> **Goal**:
Retype the material below. Keep every word exactly as it is.

> **Stored records**:
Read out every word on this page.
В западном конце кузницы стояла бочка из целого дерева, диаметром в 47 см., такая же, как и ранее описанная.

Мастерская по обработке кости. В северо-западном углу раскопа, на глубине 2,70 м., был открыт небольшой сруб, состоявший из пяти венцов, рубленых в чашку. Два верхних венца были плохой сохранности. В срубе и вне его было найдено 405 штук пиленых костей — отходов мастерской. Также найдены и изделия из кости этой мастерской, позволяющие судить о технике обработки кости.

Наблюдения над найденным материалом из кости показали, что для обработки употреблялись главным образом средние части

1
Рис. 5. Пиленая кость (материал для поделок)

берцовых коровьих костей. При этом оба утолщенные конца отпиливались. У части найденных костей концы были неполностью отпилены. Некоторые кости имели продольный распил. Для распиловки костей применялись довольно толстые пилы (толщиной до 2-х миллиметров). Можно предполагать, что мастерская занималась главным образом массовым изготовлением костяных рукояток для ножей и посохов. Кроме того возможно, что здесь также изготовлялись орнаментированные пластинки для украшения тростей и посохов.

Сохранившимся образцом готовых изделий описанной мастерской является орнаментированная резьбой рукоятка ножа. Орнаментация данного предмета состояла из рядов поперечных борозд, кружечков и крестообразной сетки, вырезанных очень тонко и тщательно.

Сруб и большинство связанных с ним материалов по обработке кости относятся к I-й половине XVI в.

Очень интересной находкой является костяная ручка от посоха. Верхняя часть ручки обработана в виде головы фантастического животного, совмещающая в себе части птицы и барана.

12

> **Worked answer**:
Read out every word on this page.
В западном конце кузницы стояла бочка из целого дерева, диаметром в 47 см., такая же, как и ранее описанная.

Мастерская по обработке кости. В северо-западном углу раскопа, на глубине 2,70 м., был открыт небольшой сруб, состоявший из пяти венцов, рубленых в чашку. Два верхних венца были плохой сохранности. В срубе и вне его было найдено 405 штук пиленых костей — отходов мастерской. Также найдены и изделия из кости этой мастерской, позволяющие судить о технике обработки кости.

Наблюдения над найденным материалом из кости показали, что для обработки употреблялись главным образом средние части

1
Рис. 5. Пиленая кость (материал для поделок)

берцовых коровьих костей. При этом оба утолщенные конца отпиливались. У части найденных костей концы были неполностью отпилены. Некоторые кости имели продольный распил. Для распиловки костей применялись довольно толстые пилы (толщиной до 2-х миллиметров). Можно предполагать, что мастерская занималась главным образом массовым изготовлением костяных рукояток для ножей и посохов. Кроме того возможно, что здесь также изготовлялись орнаментированные пластинки для украшения тростей и посохов.

Сохранившимся образцом готовых изделий описанной мастерской является орнаментированная резьбой рукоятка ножа. Орнаментация данного предмета состояла из рядов поперечных борозд, кружечков и крестообразной сетки, вырезанных очень тонко и тщательно.

Сруб и большинство связанных с ним материалов по обработке кости относятся к I-й половине XVI в.

Очень интересной находкой является костяная ручка от посоха. Верхняя часть ручки обработана в виде головы фантастического животного, совмещающая в себе части птицы и барана.

12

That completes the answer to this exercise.